Goal:
Repeat the listing in full, exactly as it stands.

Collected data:

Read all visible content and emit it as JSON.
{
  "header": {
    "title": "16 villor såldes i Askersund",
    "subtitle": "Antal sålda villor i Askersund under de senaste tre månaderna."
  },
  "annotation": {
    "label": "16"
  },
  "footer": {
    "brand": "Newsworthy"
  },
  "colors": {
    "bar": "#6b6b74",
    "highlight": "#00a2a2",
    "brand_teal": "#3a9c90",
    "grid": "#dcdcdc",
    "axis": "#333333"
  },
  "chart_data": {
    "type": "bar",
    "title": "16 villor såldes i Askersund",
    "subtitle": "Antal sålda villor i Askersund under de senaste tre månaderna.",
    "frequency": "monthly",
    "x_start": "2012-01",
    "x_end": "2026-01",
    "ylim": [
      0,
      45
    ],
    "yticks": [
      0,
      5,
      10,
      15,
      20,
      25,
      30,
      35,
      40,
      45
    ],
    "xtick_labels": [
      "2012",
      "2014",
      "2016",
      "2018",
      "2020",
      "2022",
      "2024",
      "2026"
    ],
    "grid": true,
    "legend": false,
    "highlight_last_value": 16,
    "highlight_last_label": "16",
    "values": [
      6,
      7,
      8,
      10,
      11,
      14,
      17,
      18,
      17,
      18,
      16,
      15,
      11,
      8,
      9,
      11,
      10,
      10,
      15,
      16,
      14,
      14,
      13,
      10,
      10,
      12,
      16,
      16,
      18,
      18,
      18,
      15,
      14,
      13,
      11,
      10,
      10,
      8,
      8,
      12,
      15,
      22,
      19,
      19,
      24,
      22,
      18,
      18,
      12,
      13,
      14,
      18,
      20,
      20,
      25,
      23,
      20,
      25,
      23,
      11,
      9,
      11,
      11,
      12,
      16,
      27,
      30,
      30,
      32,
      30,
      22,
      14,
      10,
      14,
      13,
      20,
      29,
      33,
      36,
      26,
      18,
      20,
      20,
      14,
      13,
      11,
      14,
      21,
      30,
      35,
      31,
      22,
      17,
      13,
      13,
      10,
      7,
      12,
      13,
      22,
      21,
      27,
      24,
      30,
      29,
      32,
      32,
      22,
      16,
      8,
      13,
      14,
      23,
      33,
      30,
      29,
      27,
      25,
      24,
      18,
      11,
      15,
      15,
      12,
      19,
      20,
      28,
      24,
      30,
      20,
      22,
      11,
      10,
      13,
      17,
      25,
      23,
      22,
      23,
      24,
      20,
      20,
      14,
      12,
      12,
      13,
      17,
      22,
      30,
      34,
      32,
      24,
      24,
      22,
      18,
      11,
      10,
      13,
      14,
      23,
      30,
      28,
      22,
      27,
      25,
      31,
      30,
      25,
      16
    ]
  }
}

Exercise solution:
Read all visible content and emit it as JSON.
{
  "header": {
    "title": "16 villor såldes i Askersund",
    "subtitle": "Antal sålda villor i Askersund under de senaste tre månaderna."
  },
  "annotation": {
    "label": "16"
  },
  "footer": {
    "brand": "Newsworthy"
  },
  "colors": {
    "bar": "#6b6b74",
    "highlight": "#00a2a2",
    "brand_teal": "#3a9c90",
    "grid": "#dcdcdc",
    "axis": "#333333"
  },
  "chart_data": {
    "type": "bar",
    "title": "16 villor såldes i Askersund",
    "subtitle": "Antal sålda villor i Askersund under de senaste tre månaderna.",
    "frequency": "monthly",
    "x_start": "2012-01",
    "x_end": "2026-01",
    "ylim": [
      0,
      45
    ],
    "yticks": [
      0,
      5,
      10,
      15,
      20,
      25,
      30,
      35,
      40,
      45
    ],
    "xtick_labels": [
      "2012",
      "2014",
      "2016",
      "2018",
      "2020",
      "2022",
      "2024",
      "2026"
    ],
    "grid": true,
    "legend": false,
    "highlight_last_value": 16,
    "highlight_last_label": "16",
    "values": [
      6,
      7,
      8,
      10,
      11,
      14,
      17,
      18,
      17,
      18,
      16,
      15,
      11,
      8,
      9,
      11,
      10,
      10,
      15,
      16,
      14,
      14,
      13,
      10,
      10,
      12,
      16,
      16,
      18,
      18,
      18,
      15,
      14,
      13,
      11,
      10,
      10,
      8,
      8,
      12,
      15,
      22,
      19,
      19,
      24,
      22,
      18,
      18,
      12,
      13,
      14,
      18,
      20,
      20,
      25,
      23,
      20,
      25,
      23,
      11,
      9,
      11,
      11,
      12,
      16,
      27,
      30,
      30,
      32,
      30,
      22,
      14,
      10,
      14,
      13,
      20,
      29,
      33,
      36,
      26,
      18,
      20,
      20,
      14,
      13,
      11,
      14,
      21,
      30,
      35,
      31,
      22,
      17,
      13,
      13,
      10,
      7,
      12,
      13,
      22,
      21,
      27,
      24,
      30,
      29,
      32,
      32,
      22,
      16,
      8,
      13,
      14,
      23,
      33,
      30,
      29,
      27,
      25,
      24,
      18,
      11,
      15,
      15,
      12,
      19,
      20,
      28,
      24,
      30,
      20,
      22,
      11,
      10,
      13,
      17,
      25,
      23,
      22,
      23,
      24,
      20,
      20,
      14,
      12,
      12,
      13,
      17,
      22,
      30,
      34,
      32,
      24,
      24,
      22,
      18,
      11,
      10,
      13,
      14,
      23,
      30,
      28,
      22,
      27,
      25,
      31,
      30,
      25,
      16
    ]
  }
}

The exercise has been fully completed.